Problem: Every record must be transcribed in its entirety, apart from the images, which are to be omitted.

Data to use:
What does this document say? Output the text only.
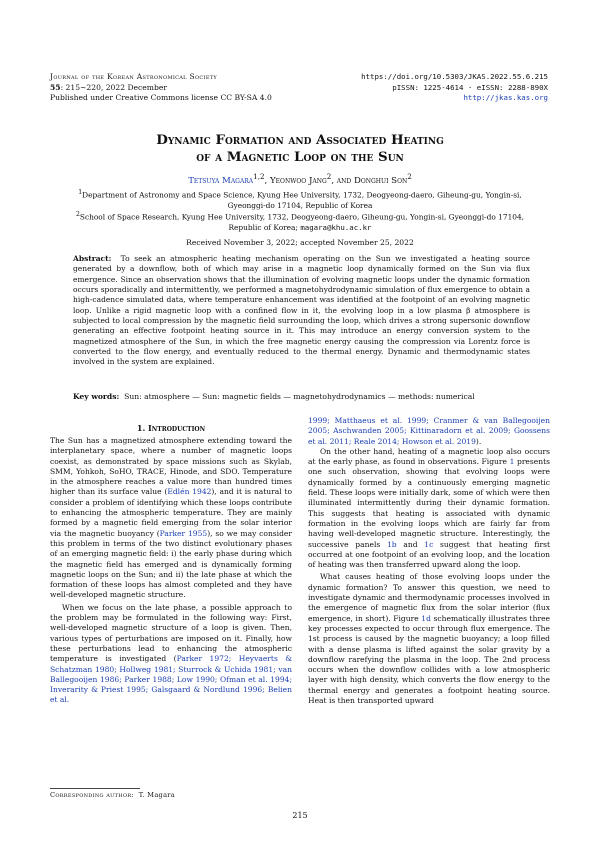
Journal of the Korean Astronomical Society
55: 215∼220, 2022 December
Published under Creative Commons license CC BY-SA 4.0
https://doi.org/10.5303/JKAS.2022.55.6.215
pISSN: 1225-4614 · eISSN: 2288-890X
http://jkas.kas.org
Dynamic Formation and Associated Heating
of a Magnetic Loop on the Sun
Tetsuya Magara$^{1,2}$, Yeonwoo Jang$^2$, and Donghui Son$^2$
$^1$Department of Astronomy and Space Science, Kyung Hee University, 1732, Deogyeong-daero, Giheung-gu, Yongin-si, Gyeonggi-do 17104, Republic of Korea
$^2$School of Space Research, Kyung Hee University, 1732, Deogyeong-daero, Giheung-gu, Yongin-si, Gyeonggi-do 17104, Republic of Korea; magara@khu.ac.kr
Received November 3, 2022; accepted November 25, 2022
Abstract: To seek an atmospheric heating mechanism operating on the Sun we investigated a heating source generated by a downflow, both of which may arise in a magnetic loop dynamically formed on the Sun via flux emergence. Since an observation shows that the illumination of evolving magnetic loops under the dynamic formation occurs sporadically and intermittently, we performed a magnetohydrodynamic simulation of flux emergence to obtain a high-cadence simulated data, where temperature enhancement was identified at the footpoint of an evolving magnetic loop. Unlike a rigid magnetic loop with a confined flow in it, the evolving loop in a low plasma β atmosphere is subjected to local compression by the magnetic field surrounding the loop, which drives a strong supersonic downflow generating an effective footpoint heating source in it. This may introduce an energy conversion system to the magnetized atmosphere of the Sun, in which the free magnetic energy causing the compression via Lorentz force is converted to the flow energy, and eventually reduced to the thermal energy. Dynamic and thermodynamic states involved in the system are explained.
Key words: Sun: atmosphere — Sun: magnetic fields — magnetohydrodynamics — methods: numerical
1. Introduction

The Sun has a magnetized atmosphere extending toward the interplanetary space, where a number of magnetic loops coexist, as demonstrated by space missions such as Skylab, SMM, Yohkoh, SoHO, TRACE, Hinode, and SDO. Temperature in the atmosphere reaches a value more than hundred times higher than its surface value (Edlén 1942), and it is natural to consider a problem of identifying which these loops contribute to enhancing the atmospheric temperature. They are mainly formed by a magnetic field emerging from the solar interior via the magnetic buoyancy (Parker 1955), so we may consider this problem in terms of the two distinct evolutionary phases of an emerging magnetic field: i) the early phase during which the magnetic field has emerged and is dynamically forming magnetic loops on the Sun; and ii) the late phase at which the formation of these loops has almost completed and they have well-developed magnetic structure.

When we focus on the late phase, a possible approach to the problem may be formulated in the following way: First, well-developed magnetic structure of a loop is given. Then, various types of perturbations are imposed on it. Finally, how these perturbations lead to enhancing the atmospheric temperature is investigated (Parker 1972; Heyvaerts & Schatzman 1980; Hollweg 1981; Sturrock & Uchida 1981; van Ballegooijen 1986; Parker 1988; Low 1990; Ofman et al. 1994; Inverarity & Priest 1995; Galsgaard & Nordlund 1996; Belien et al.

1999; Matthaeus et al. 1999; Cranmer & van Ballegooijen 2005; Aschwanden 2005; Kittinaradorn et al. 2009; Goossens et al. 2011; Reale 2014; Howson et al. 2019).

On the other hand, heating of a magnetic loop also occurs at the early phase, as found in observations. Figure 1 presents one such observation, showing that evolving loops were dynamically formed by a continuously emerging magnetic field. These loops were initially dark, some of which were then illuminated intermittently during their dynamic formation. This suggests that heating is associated with dynamic formation in the evolving loops which are fairly far from having well-developed magnetic structure. Interestingly, the successive panels 1b and 1c suggest that heating first occurred at one footpoint of an evolving loop, and the location of heating was then transferred upward along the loop.

What causes heating of those evolving loops under the dynamic formation? To answer this question, we need to investigate dynamic and thermodynamic processes involved in the emergence of magnetic flux from the solar interior (flux emergence, in short). Figure 1d schematically illustrates three key processes expected to occur through flux emergence. The 1st process is caused by the magnetic buoyancy; a loop filled with a dense plasma is lifted against the solar gravity by a downflow rarefying the plasma in the loop. The 2nd process occurs when the downflow collides with a low atmospheric layer with high density, which converts the flow energy to the thermal energy and generates a footpoint heating source. Heat is then transported upward

Corresponding author: T. Magara
215
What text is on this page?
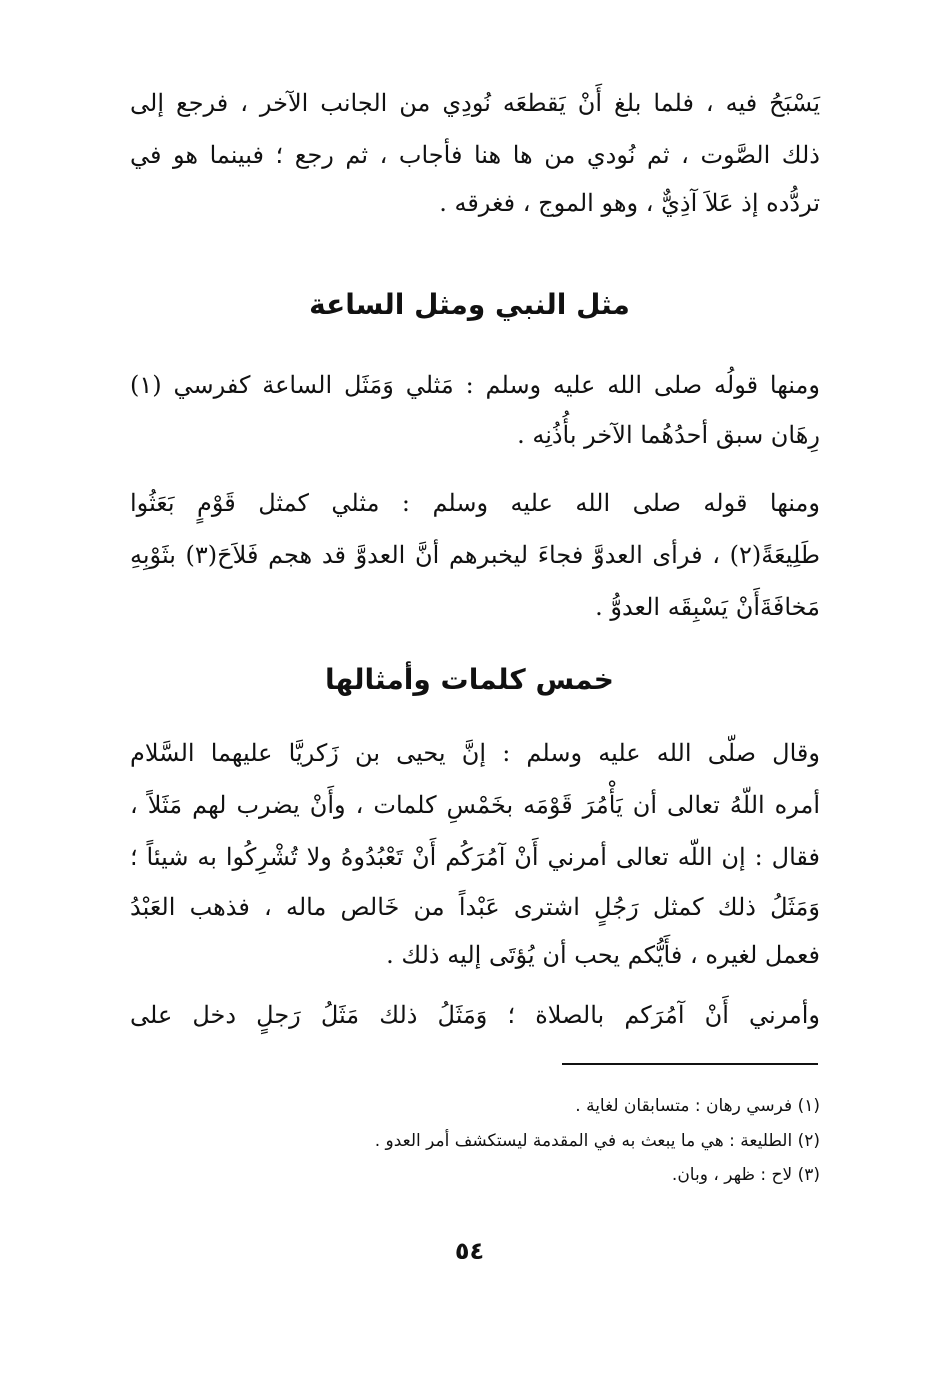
يَسْبَحُ فيه ، فلما بلغ أَنْ يَقطعَه نُودِي من الجانب الآخر ، فرجع إلى
ذلك الصَّوت ، ثم نُودي من ها هنا فأجاب ، ثم رجع ؛ فبينما هو في
تردُّده إذ عَلاَ آذِيٌّ ، وهو الموج ، فغرقه .
مثل النبي ومثل الساعة
ومنها قولُه صلى الله عليه وسلم : مَثلي وَمَثَل الساعة كفرسي (١)
رِهَان سبق أحدُهُما الآخر بأُذُنِه .
ومنها قوله صلى الله عليه وسلم : مثلي كمثل قَوْمٍ بَعَثُوا
طَلِيعَةً(٢) ، فرأى العدوَّ فجاءَ ليخبرهم أنَّ العدوَّ قد هجم فَلاَحَ(٣) بثَوْبِهِ
مَخافَةَأَنْ يَسْبِقَه العدوُّ .
خمس كلمات وأمثالها
وقال صلّى الله عليه وسلم : إنَّ يحيى بن زَكريَّا عليهما السَّلام
أمره اللّهُ تعالى أن يَأْمُرَ قَوْمَه بخَمْسِ كلمات ، وأَنْ يضرب لهم مَثَلاً ،
فقال : إن اللّه تعالى أمرني أَنْ آمُرَكُم أَنْ تَعْبُدُوهُ ولا تُشْرِكُوا به شيئاً ؛
وَمَثَلُ ذلك كمثل رَجُلٍ اشترى عَبْداً من خَالص ماله ، فذهب العَبْدُ
فعمل لغيره ، فأَيُّكم يحب أن يُؤتَى إليه ذلك .
وأمرني أَنْ آمُرَكم بالصلاة ؛ وَمَثَلُ ذلك مَثَلُ رَجلٍ دخل على
(١) فرسي رهان : متسابقان لغاية .
(٢) الطليعة : هي ما يبعث به في المقدمة ليستكشف أمر العدو .
(٣) لاح : ظهر ، وبان.
٥٤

The answer:
What does this document say? Output the text only.
Journal of the Korean Astronomical Society
55: 215∼220, 2022 December
Published under Creative Commons license CC BY-SA 4.0
https://doi.org/10.5303/JKAS.2022.55.6.215
pISSN: 1225-4614 · eISSN: 2288-890X
http://jkas.kas.org
Dynamic Formation and Associated Heating
of a Magnetic Loop on the Sun
Tetsuya Magara$^{1,2}$, Yeonwoo Jang$^2$, and Donghui Son$^2$
$^1$Department of Astronomy and Space Science, Kyung Hee University, 1732, Deogyeong-daero, Giheung-gu, Yongin-si, Gyeonggi-do 17104, Republic of Korea
$^2$School of Space Research, Kyung Hee University, 1732, Deogyeong-daero, Giheung-gu, Yongin-si, Gyeonggi-do 17104, Republic of Korea; magara@khu.ac.kr
Received November 3, 2022; accepted November 25, 2022
Abstract: To seek an atmospheric heating mechanism operating on the Sun we investigated a heating source generated by a downflow, both of which may arise in a magnetic loop dynamically formed on the Sun via flux emergence. Since an observation shows that the illumination of evolving magnetic loops under the dynamic formation occurs sporadically and intermittently, we performed a magnetohydrodynamic simulation of flux emergence to obtain a high-cadence simulated data, where temperature enhancement was identified at the footpoint of an evolving magnetic loop. Unlike a rigid magnetic loop with a confined flow in it, the evolving loop in a low plasma β atmosphere is subjected to local compression by the magnetic field surrounding the loop, which drives a strong supersonic downflow generating an effective footpoint heating source in it. This may introduce an energy conversion system to the magnetized atmosphere of the Sun, in which the free magnetic energy causing the compression via Lorentz force is converted to the flow energy, and eventually reduced to the thermal energy. Dynamic and thermodynamic states involved in the system are explained.
Key words: Sun: atmosphere — Sun: magnetic fields — magnetohydrodynamics — methods: numerical
1. Introduction

The Sun has a magnetized atmosphere extending toward the interplanetary space, where a number of magnetic loops coexist, as demonstrated by space missions such as Skylab, SMM, Yohkoh, SoHO, TRACE, Hinode, and SDO. Temperature in the atmosphere reaches a value more than hundred times higher than its surface value (Edlén 1942), and it is natural to consider a problem of identifying which these loops contribute to enhancing the atmospheric temperature. They are mainly formed by a magnetic field emerging from the solar interior via the magnetic buoyancy (Parker 1955), so we may consider this problem in terms of the two distinct evolutionary phases of an emerging magnetic field: i) the early phase during which the magnetic field has emerged and is dynamically forming magnetic loops on the Sun; and ii) the late phase at which the formation of these loops has almost completed and they have well-developed magnetic structure.

When we focus on the late phase, a possible approach to the problem may be formulated in the following way: First, well-developed magnetic structure of a loop is given. Then, various types of perturbations are imposed on it. Finally, how these perturbations lead to enhancing the atmospheric temperature is investigated (Parker 1972; Heyvaerts & Schatzman 1980; Hollweg 1981; Sturrock & Uchida 1981; van Ballegooijen 1986; Parker 1988; Low 1990; Ofman et al. 1994; Inverarity & Priest 1995; Galsgaard & Nordlund 1996; Belien et al.

1999; Matthaeus et al. 1999; Cranmer & van Ballegooijen 2005; Aschwanden 2005; Kittinaradorn et al. 2009; Goossens et al. 2011; Reale 2014; Howson et al. 2019).

On the other hand, heating of a magnetic loop also occurs at the early phase, as found in observations. Figure 1 presents one such observation, showing that evolving loops were dynamically formed by a continuously emerging magnetic field. These loops were initially dark, some of which were then illuminated intermittently during their dynamic formation. This suggests that heating is associated with dynamic formation in the evolving loops which are fairly far from having well-developed magnetic structure. Interestingly, the successive panels 1b and 1c suggest that heating first occurred at one footpoint of an evolving loop, and the location of heating was then transferred upward along the loop.

What causes heating of those evolving loops under the dynamic formation? To answer this question, we need to investigate dynamic and thermodynamic processes involved in the emergence of magnetic flux from the solar interior (flux emergence, in short). Figure 1d schematically illustrates three key processes expected to occur through flux emergence. The 1st process is caused by the magnetic buoyancy; a loop filled with a dense plasma is lifted against the solar gravity by a downflow rarefying the plasma in the loop. The 2nd process occurs when the downflow collides with a low atmospheric layer with high density, which converts the flow energy to the thermal energy and generates a footpoint heating source. Heat is then transported upward

Corresponding author: T. Magara
215
What text is on this page?
يَسْبَحُ فيه ، فلما بلغ أَنْ يَقطعَه نُودِي من الجانب الآخر ، فرجع إلى
ذلك الصَّوت ، ثم نُودي من ها هنا فأجاب ، ثم رجع ؛ فبينما هو في
تردُّده إذ عَلاَ آذِيٌّ ، وهو الموج ، فغرقه .
مثل النبي ومثل الساعة
ومنها قولُه صلى الله عليه وسلم : مَثلي وَمَثَل الساعة كفرسي (١)
رِهَان سبق أحدُهُما الآخر بأُذُنِه .
ومنها قوله صلى الله عليه وسلم : مثلي كمثل قَوْمٍ بَعَثُوا
طَلِيعَةً(٢) ، فرأى العدوَّ فجاءَ ليخبرهم أنَّ العدوَّ قد هجم فَلاَحَ(٣) بثَوْبِهِ
مَخافَةَأَنْ يَسْبِقَه العدوُّ .
خمس كلمات وأمثالها
وقال صلّى الله عليه وسلم : إنَّ يحيى بن زَكريَّا عليهما السَّلام
أمره اللّهُ تعالى أن يَأْمُرَ قَوْمَه بخَمْسِ كلمات ، وأَنْ يضرب لهم مَثَلاً ،
فقال : إن اللّه تعالى أمرني أَنْ آمُرَكُم أَنْ تَعْبُدُوهُ ولا تُشْرِكُوا به شيئاً ؛
وَمَثَلُ ذلك كمثل رَجُلٍ اشترى عَبْداً من خَالص ماله ، فذهب العَبْدُ
فعمل لغيره ، فأَيُّكم يحب أن يُؤتَى إليه ذلك .
وأمرني أَنْ آمُرَكم بالصلاة ؛ وَمَثَلُ ذلك مَثَلُ رَجلٍ دخل على
(١) فرسي رهان : متسابقان لغاية .
(٢) الطليعة : هي ما يبعث به في المقدمة ليستكشف أمر العدو .
(٣) لاح : ظهر ، وبان.
٥٤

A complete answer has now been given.